-- GIVEN ENTRIES --
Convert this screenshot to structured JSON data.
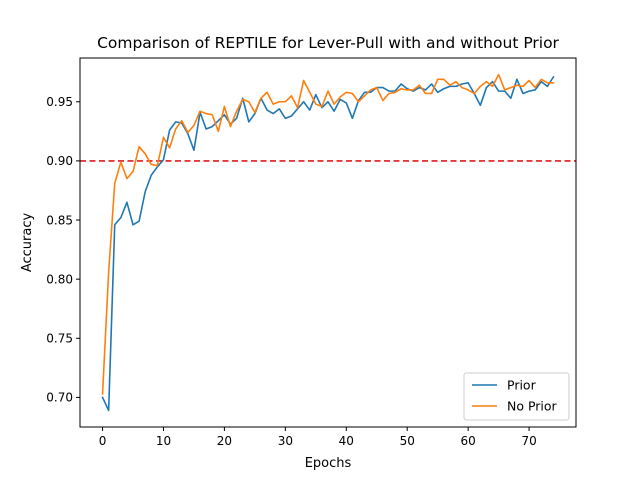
{
  "chart_data": {
    "type": "line",
    "title": "Comparison of REPTILE for Lever-Pull with and without Prior",
    "xlabel": "Epochs",
    "ylabel": "Accuracy",
    "xlim": [
      -3.7,
      77.7
    ],
    "ylim": [
      0.675,
      0.987
    ],
    "xticks": [
      0,
      10,
      20,
      30,
      40,
      50,
      60,
      70
    ],
    "yticks": [
      0.7,
      0.75,
      0.8,
      0.85,
      0.9,
      0.95
    ],
    "ytick_labels": [
      "0.70",
      "0.75",
      "0.80",
      "0.85",
      "0.90",
      "0.95"
    ],
    "reference_line": {
      "y": 0.9,
      "color": "#e41a1c",
      "style": "dashed"
    },
    "legend": {
      "placement": "lower-right"
    },
    "grid": false,
    "series": [
      {
        "name": "Prior",
        "color": "#1f77b4",
        "x": [
          0,
          1,
          2,
          3,
          4,
          5,
          6,
          7,
          8,
          9,
          10,
          11,
          12,
          13,
          14,
          15,
          16,
          17,
          18,
          19,
          20,
          21,
          22,
          23,
          24,
          25,
          26,
          27,
          28,
          29,
          30,
          31,
          32,
          33,
          34,
          35,
          36,
          37,
          38,
          39,
          40,
          41,
          42,
          43,
          44,
          45,
          46,
          47,
          48,
          49,
          50,
          51,
          52,
          53,
          54,
          55,
          56,
          57,
          58,
          59,
          60,
          61,
          62,
          63,
          64,
          65,
          66,
          67,
          68,
          69,
          70,
          71,
          72,
          73,
          74
        ],
        "values": [
          0.7,
          0.689,
          0.846,
          0.852,
          0.865,
          0.846,
          0.849,
          0.874,
          0.888,
          0.895,
          0.901,
          0.926,
          0.933,
          0.932,
          0.923,
          0.909,
          0.941,
          0.927,
          0.929,
          0.934,
          0.939,
          0.931,
          0.936,
          0.953,
          0.933,
          0.94,
          0.953,
          0.943,
          0.94,
          0.944,
          0.936,
          0.938,
          0.944,
          0.95,
          0.943,
          0.956,
          0.945,
          0.95,
          0.942,
          0.952,
          0.949,
          0.936,
          0.951,
          0.958,
          0.958,
          0.962,
          0.962,
          0.959,
          0.959,
          0.965,
          0.961,
          0.959,
          0.962,
          0.96,
          0.965,
          0.958,
          0.961,
          0.963,
          0.963,
          0.965,
          0.966,
          0.957,
          0.947,
          0.962,
          0.967,
          0.959,
          0.959,
          0.953,
          0.969,
          0.957,
          0.959,
          0.96,
          0.967,
          0.963,
          0.971
        ]
      },
      {
        "name": "No Prior",
        "color": "#ff7f0e",
        "x": [
          0,
          1,
          2,
          3,
          4,
          5,
          6,
          7,
          8,
          9,
          10,
          11,
          12,
          13,
          14,
          15,
          16,
          17,
          18,
          19,
          20,
          21,
          22,
          23,
          24,
          25,
          26,
          27,
          28,
          29,
          30,
          31,
          32,
          33,
          34,
          35,
          36,
          37,
          38,
          39,
          40,
          41,
          42,
          43,
          44,
          45,
          46,
          47,
          48,
          49,
          50,
          51,
          52,
          53,
          54,
          55,
          56,
          57,
          58,
          59,
          60,
          61,
          62,
          63,
          64,
          65,
          66,
          67,
          68,
          69,
          70,
          71,
          72,
          73,
          74
        ],
        "values": [
          0.703,
          0.806,
          0.881,
          0.899,
          0.885,
          0.891,
          0.912,
          0.906,
          0.897,
          0.896,
          0.92,
          0.911,
          0.927,
          0.934,
          0.924,
          0.93,
          0.942,
          0.94,
          0.939,
          0.925,
          0.946,
          0.929,
          0.942,
          0.952,
          0.95,
          0.941,
          0.953,
          0.958,
          0.948,
          0.95,
          0.95,
          0.955,
          0.945,
          0.968,
          0.958,
          0.948,
          0.946,
          0.959,
          0.948,
          0.954,
          0.958,
          0.957,
          0.95,
          0.955,
          0.96,
          0.962,
          0.951,
          0.957,
          0.958,
          0.961,
          0.96,
          0.96,
          0.964,
          0.957,
          0.957,
          0.969,
          0.969,
          0.964,
          0.967,
          0.962,
          0.96,
          0.957,
          0.963,
          0.967,
          0.963,
          0.973,
          0.96,
          0.962,
          0.964,
          0.963,
          0.968,
          0.962,
          0.969,
          0.966,
          0.966
        ]
      }
    ]
  }
}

-- WORK TO DO --
Choose all lines containing the string "color" and copy them out.

-- FULL SOLUTION --
      "color": "#e41a1c",
        "color": "#1f77b4",
        "color": "#ff7f0e",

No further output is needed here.